Recipes Feature Engineering Patterns

Overview

Comprehensive patterns for feature engineering using the recipes package. Covers preprocessing steps for numeric, categorical, and text data while preventing information leakage.

Recipe Fundamentals

Basic Recipe Structure

library(recipes)

# Initialize recipe with formula
rec <- recipe(outcome ~ ., data = training_data)

# Or with explicit roles
rec <- recipe(training_data) |>
  update_role(outcome, new_role = "outcome") |>
  update_role(id_column, new_role = "ID") |>
  update_role(-outcome, -id_column, new_role = "predictor")

Selector Functions

# Type-based selectors
all_predictors()
all_outcomes()
all_numeric_predictors()
all_nominal_predictors()
all_numeric()
all_nominal()

# Name-based selectors
starts_with("prefix_")
ends_with("_suffix")
contains("pattern")
matches("regex")
one_of(c("var1", "var2"))

Numeric Preprocessing

Normalization and Scaling

rec <- recipe(outcome ~ ., data = train) |>
  # Center and scale (z-score)
  step_normalize(all_numeric_predictors()) |>

  # Scale to [0, 1]
  step_range(all_numeric_predictors(), min = 0, max = 1) |>

  # Center only
  step_center(all_numeric_predictors()) |>

  # Scale only
  step_scale(all_numeric_predictors())

Transformations for Normality

rec <- recipe(outcome ~ ., data = train) |>
  # Yeo-Johnson (handles zero and negative values)
  step_YeoJohnson(all_numeric_predictors()) |>

  # Box-Cox (positive values only)
::::
GIVEN INSTRUCTION A: Quote the records verbatim, from the line with "freq-zone[interactable]: Fréq: [885, 434, 913, 477]" through the line with "select-value: Barre d'erreur: [311, 159, 379, 172]", including both of those lines.
::::
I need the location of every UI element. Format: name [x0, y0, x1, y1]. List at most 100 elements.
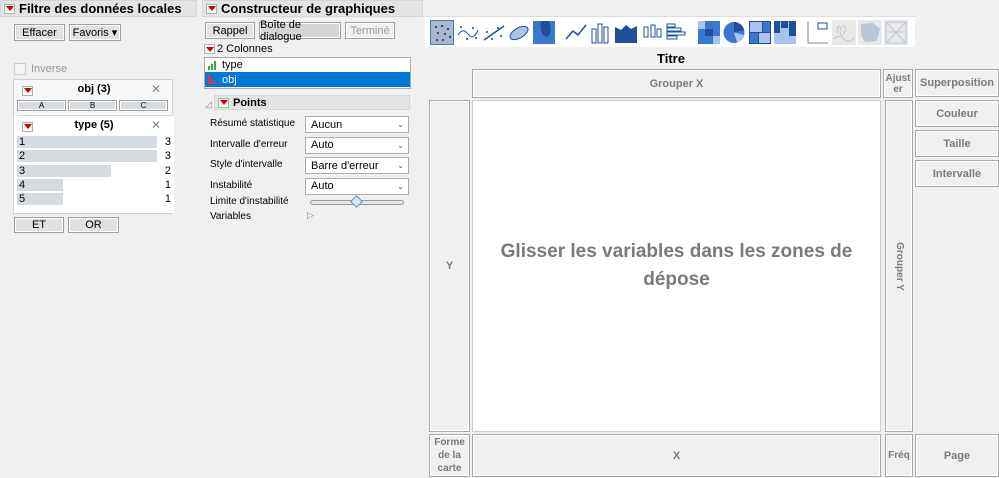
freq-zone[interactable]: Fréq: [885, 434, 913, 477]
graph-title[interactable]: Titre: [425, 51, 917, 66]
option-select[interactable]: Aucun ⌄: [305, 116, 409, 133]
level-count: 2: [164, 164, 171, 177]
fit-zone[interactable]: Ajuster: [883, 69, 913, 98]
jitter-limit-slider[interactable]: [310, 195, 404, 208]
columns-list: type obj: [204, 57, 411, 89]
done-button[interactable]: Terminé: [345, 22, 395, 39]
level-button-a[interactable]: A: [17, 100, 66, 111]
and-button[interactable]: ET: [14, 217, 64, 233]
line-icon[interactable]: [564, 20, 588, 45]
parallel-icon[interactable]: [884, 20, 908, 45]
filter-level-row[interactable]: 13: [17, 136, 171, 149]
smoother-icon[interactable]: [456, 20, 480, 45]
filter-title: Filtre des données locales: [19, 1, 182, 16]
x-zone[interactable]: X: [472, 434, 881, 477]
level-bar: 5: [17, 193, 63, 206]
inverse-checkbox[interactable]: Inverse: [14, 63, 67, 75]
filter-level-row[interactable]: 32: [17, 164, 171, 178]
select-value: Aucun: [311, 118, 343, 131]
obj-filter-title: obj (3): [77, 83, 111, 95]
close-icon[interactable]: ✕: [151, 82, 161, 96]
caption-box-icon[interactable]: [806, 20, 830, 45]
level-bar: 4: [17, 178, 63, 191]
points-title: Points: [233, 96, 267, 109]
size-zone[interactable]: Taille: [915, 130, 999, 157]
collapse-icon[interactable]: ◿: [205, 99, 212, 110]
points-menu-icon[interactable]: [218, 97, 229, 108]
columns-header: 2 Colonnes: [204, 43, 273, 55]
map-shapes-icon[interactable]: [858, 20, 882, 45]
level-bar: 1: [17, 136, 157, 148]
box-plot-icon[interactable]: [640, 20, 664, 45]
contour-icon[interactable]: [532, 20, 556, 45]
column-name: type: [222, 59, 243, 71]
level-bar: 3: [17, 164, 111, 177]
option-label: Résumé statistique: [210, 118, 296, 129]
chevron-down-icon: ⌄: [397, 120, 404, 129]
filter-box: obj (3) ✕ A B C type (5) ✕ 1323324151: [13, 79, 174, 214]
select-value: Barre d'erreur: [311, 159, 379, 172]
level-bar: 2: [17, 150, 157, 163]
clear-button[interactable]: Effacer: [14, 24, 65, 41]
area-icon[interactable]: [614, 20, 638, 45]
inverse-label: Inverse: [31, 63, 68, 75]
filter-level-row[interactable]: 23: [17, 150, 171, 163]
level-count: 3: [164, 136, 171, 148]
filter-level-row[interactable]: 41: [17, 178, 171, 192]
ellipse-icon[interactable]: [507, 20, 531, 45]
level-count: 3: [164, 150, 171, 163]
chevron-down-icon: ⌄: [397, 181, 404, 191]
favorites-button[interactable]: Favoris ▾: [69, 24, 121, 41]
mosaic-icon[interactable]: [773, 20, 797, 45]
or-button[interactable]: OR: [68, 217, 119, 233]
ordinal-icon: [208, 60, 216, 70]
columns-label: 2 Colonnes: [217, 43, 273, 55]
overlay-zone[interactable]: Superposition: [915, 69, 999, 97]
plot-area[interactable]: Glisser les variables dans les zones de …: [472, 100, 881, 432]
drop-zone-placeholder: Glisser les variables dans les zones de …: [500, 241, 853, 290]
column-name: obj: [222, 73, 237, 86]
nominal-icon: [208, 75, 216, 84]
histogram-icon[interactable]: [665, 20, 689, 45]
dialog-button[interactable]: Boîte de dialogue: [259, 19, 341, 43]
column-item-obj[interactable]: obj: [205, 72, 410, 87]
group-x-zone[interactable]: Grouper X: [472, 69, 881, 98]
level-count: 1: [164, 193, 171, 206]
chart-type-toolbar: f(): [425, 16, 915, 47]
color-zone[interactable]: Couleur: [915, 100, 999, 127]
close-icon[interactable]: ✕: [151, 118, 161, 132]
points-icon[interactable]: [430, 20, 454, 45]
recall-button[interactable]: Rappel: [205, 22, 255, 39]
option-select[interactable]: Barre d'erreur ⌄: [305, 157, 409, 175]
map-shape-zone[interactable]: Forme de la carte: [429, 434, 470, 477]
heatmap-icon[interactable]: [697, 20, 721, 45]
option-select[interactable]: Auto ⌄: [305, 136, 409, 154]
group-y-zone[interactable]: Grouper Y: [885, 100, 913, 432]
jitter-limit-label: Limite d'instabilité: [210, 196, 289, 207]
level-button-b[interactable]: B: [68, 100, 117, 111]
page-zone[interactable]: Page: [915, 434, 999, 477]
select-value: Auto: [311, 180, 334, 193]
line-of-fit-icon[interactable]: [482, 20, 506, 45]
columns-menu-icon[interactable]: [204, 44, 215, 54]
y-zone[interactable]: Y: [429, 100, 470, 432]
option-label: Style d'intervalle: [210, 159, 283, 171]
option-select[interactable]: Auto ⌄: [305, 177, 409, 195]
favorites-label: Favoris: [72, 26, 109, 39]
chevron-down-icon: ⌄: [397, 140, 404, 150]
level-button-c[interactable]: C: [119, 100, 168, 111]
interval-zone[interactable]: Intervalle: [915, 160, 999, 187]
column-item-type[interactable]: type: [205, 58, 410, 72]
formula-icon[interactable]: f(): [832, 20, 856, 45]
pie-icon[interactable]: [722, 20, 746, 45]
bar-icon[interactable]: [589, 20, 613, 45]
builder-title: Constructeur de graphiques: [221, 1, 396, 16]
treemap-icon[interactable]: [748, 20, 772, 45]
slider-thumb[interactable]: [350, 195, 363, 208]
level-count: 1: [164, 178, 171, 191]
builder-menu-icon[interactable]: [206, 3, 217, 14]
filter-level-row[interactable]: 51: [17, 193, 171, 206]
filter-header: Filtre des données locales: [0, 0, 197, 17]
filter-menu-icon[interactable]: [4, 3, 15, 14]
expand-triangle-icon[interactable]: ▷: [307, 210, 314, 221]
::::
GIVEN INSTRUCTION B: Print the entire page on recipes feature engineering patterns verbatim.

PROBLEM SOLUTION A:
freq-zone[interactable]: Fréq: [885, 434, 913, 477]
graph-title[interactable]: Titre: [425, 51, 917, 66]
option-select[interactable]: Aucun ⌄: [305, 116, 409, 133]
level-count: 2: [164, 164, 171, 177]
fit-zone[interactable]: Ajuster: [883, 69, 913, 98]
jitter-limit-slider[interactable]: [310, 195, 404, 208]
columns-list: type obj: [204, 57, 411, 89]
done-button[interactable]: Terminé: [345, 22, 395, 39]
level-button-a[interactable]: A: [17, 100, 66, 111]
and-button[interactable]: ET: [14, 217, 64, 233]
line-icon[interactable]: [564, 20, 588, 45]
parallel-icon[interactable]: [884, 20, 908, 45]
filter-level-row[interactable]: 13: [17, 136, 171, 149]
smoother-icon[interactable]: [456, 20, 480, 45]
filter-title: Filtre des données locales: [19, 1, 182, 16]
x-zone[interactable]: X: [472, 434, 881, 477]
level-bar: 5: [17, 193, 63, 206]
inverse-checkbox[interactable]: Inverse: [14, 63, 67, 75]
filter-level-row[interactable]: 32: [17, 164, 171, 178]
select-value: Aucun: [311, 118, 343, 131]
obj-filter-title: obj (3): [77, 83, 111, 95]
close-icon[interactable]: ✕: [151, 82, 161, 96]
caption-box-icon[interactable]: [806, 20, 830, 45]
level-bar: 4: [17, 178, 63, 191]
points-title: Points: [233, 96, 267, 109]
size-zone[interactable]: Taille: [915, 130, 999, 157]
collapse-icon[interactable]: ◿: [205, 99, 212, 110]
points-menu-icon[interactable]: [218, 97, 229, 108]
columns-header: 2 Colonnes: [204, 43, 273, 55]
map-shapes-icon[interactable]: [858, 20, 882, 45]
level-bar: 1: [17, 136, 157, 148]
box-plot-icon[interactable]: [640, 20, 664, 45]
contour-icon[interactable]: [532, 20, 556, 45]
column-name: type: [222, 59, 243, 71]
level-bar: 3: [17, 164, 111, 177]
option-label: Résumé statistique: [210, 118, 296, 129]
chevron-down-icon: ⌄: [397, 120, 404, 129]
filter-box: obj (3) ✕ A B C type (5) ✕ 1323324151: [13, 79, 174, 214]
select-value: Barre d'erreur: [311, 159, 379, 172]

PROBLEM SOLUTION B:
Recipes Feature Engineering Patterns

Overview

Comprehensive patterns for feature engineering using the recipes package. Covers preprocessing steps for numeric, categorical, and text data while preventing information leakage.

Recipe Fundamentals

Basic Recipe Structure

library(recipes)

# Initialize recipe with formula
rec <- recipe(outcome ~ ., data = training_data)

# Or with explicit roles
rec <- recipe(training_data) |>
  update_role(outcome, new_role = "outcome") |>
  update_role(id_column, new_role = "ID") |>
  update_role(-outcome, -id_column, new_role = "predictor")

Selector Functions

# Type-based selectors
all_predictors()
all_outcomes()
all_numeric_predictors()
all_nominal_predictors()
all_numeric()
all_nominal()

# Name-based selectors
starts_with("prefix_")
ends_with("_suffix")
contains("pattern")
matches("regex")
one_of(c("var1", "var2"))

Numeric Preprocessing

Normalization and Scaling

rec <- recipe(outcome ~ ., data = train) |>
  # Center and scale (z-score)
  step_normalize(all_numeric_predictors()) |>

  # Scale to [0, 1]
  step_range(all_numeric_predictors(), min = 0, max = 1) |>

  # Center only
  step_center(all_numeric_predictors()) |>

  # Scale only
  step_scale(all_numeric_predictors())

Transformations for Normality

rec <- recipe(outcome ~ ., data = train) |>
  # Yeo-Johnson (handles zero and negative values)
  step_YeoJohnson(all_numeric_predictors()) |>

  # Box-Cox (positive values only)